- **Your task**
From the entries below, gather each line containing the word "screenshot".

Data listing
⟨

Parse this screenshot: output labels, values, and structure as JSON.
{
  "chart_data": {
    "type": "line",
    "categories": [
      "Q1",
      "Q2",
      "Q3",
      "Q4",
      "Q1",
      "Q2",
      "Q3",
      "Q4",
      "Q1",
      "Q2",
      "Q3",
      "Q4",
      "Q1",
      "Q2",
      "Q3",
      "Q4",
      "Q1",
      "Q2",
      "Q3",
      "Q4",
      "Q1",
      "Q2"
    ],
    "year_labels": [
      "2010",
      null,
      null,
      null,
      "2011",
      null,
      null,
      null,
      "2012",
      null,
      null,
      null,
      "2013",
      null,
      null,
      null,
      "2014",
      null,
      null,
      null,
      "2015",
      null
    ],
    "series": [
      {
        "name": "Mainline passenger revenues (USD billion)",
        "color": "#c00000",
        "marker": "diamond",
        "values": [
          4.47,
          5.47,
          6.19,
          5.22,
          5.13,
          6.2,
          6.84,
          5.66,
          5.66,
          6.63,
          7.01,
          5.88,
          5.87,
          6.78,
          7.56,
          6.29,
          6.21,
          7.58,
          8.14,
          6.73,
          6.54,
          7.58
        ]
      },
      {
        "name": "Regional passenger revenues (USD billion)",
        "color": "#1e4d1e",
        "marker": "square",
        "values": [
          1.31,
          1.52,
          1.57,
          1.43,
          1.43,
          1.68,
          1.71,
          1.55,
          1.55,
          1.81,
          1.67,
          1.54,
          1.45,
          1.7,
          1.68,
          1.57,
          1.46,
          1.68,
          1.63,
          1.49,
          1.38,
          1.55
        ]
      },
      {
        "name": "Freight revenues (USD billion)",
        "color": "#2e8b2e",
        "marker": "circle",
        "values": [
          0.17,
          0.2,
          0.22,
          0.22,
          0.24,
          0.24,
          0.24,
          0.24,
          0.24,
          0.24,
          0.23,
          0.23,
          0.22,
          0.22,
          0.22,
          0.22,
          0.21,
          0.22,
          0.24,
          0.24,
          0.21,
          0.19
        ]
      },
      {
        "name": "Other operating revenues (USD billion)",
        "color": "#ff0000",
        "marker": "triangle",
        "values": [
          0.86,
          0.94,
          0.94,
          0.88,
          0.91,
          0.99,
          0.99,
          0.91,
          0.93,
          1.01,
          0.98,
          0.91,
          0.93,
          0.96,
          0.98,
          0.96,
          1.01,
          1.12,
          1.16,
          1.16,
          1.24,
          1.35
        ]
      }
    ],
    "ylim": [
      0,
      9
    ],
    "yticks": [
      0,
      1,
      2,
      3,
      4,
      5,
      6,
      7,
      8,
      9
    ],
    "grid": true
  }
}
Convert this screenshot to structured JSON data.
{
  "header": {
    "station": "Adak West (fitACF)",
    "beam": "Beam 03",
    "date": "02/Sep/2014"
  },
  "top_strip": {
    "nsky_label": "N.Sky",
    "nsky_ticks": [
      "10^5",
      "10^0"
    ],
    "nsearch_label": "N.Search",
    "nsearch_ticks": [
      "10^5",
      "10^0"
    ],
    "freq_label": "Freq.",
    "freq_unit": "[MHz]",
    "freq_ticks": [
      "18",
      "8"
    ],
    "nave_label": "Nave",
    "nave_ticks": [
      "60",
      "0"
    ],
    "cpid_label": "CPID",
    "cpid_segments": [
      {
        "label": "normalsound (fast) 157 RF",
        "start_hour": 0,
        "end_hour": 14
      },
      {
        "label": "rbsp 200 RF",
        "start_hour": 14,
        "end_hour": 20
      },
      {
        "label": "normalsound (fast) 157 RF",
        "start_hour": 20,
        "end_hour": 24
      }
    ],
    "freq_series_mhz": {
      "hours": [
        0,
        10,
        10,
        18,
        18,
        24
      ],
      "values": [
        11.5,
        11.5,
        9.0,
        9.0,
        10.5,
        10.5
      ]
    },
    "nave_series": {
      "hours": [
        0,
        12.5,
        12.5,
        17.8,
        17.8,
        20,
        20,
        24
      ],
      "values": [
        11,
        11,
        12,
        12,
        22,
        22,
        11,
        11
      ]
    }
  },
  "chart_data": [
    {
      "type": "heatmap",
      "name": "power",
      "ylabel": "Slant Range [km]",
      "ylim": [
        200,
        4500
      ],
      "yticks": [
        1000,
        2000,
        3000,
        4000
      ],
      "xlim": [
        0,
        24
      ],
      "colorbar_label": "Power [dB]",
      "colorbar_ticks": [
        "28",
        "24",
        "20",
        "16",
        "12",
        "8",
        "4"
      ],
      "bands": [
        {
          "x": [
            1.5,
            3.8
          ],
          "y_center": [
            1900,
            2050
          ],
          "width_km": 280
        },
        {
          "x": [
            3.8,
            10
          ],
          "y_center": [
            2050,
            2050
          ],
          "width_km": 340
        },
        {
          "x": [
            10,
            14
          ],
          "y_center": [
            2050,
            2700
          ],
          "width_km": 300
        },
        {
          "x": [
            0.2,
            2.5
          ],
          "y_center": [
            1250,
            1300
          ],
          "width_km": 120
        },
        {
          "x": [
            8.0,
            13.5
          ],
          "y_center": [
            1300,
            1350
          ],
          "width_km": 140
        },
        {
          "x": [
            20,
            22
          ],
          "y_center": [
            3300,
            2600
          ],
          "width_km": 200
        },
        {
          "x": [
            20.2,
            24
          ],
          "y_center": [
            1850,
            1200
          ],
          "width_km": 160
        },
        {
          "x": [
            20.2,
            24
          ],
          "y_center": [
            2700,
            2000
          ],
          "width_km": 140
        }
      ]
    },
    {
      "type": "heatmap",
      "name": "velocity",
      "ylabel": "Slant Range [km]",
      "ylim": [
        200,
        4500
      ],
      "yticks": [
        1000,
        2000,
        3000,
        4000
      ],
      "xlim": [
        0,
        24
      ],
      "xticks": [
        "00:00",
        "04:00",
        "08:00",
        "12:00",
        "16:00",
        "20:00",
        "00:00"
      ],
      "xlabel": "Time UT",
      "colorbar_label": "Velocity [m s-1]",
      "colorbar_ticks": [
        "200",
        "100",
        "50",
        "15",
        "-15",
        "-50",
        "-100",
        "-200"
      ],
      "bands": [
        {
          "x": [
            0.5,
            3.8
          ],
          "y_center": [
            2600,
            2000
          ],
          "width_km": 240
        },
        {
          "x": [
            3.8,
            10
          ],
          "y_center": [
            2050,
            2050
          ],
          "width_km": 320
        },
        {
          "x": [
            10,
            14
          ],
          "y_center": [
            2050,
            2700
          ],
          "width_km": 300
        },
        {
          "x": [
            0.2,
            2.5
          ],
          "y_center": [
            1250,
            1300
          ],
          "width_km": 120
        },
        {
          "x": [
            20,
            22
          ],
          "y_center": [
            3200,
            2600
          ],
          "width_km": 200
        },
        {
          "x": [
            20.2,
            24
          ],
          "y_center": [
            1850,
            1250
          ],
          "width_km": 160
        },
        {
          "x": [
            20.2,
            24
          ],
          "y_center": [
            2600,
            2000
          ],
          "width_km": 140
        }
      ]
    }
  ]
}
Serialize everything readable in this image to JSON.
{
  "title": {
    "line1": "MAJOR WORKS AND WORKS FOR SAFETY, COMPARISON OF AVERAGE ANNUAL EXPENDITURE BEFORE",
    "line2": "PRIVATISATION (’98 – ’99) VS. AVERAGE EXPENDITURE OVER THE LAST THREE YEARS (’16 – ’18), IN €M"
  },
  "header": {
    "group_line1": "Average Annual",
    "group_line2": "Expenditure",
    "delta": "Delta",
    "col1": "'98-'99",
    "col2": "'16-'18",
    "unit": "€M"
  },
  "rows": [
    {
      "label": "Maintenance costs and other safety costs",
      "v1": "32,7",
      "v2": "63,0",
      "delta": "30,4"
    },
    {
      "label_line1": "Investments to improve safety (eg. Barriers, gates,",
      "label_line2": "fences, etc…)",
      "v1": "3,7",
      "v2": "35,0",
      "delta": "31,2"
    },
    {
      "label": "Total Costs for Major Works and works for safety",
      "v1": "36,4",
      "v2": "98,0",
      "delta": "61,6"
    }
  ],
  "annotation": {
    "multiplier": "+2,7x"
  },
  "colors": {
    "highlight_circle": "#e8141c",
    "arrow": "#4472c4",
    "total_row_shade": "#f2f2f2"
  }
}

⟩

- **Worked solution**
Parse this screenshot: output labels, values, and structure as JSON.
Convert this screenshot to structured JSON data.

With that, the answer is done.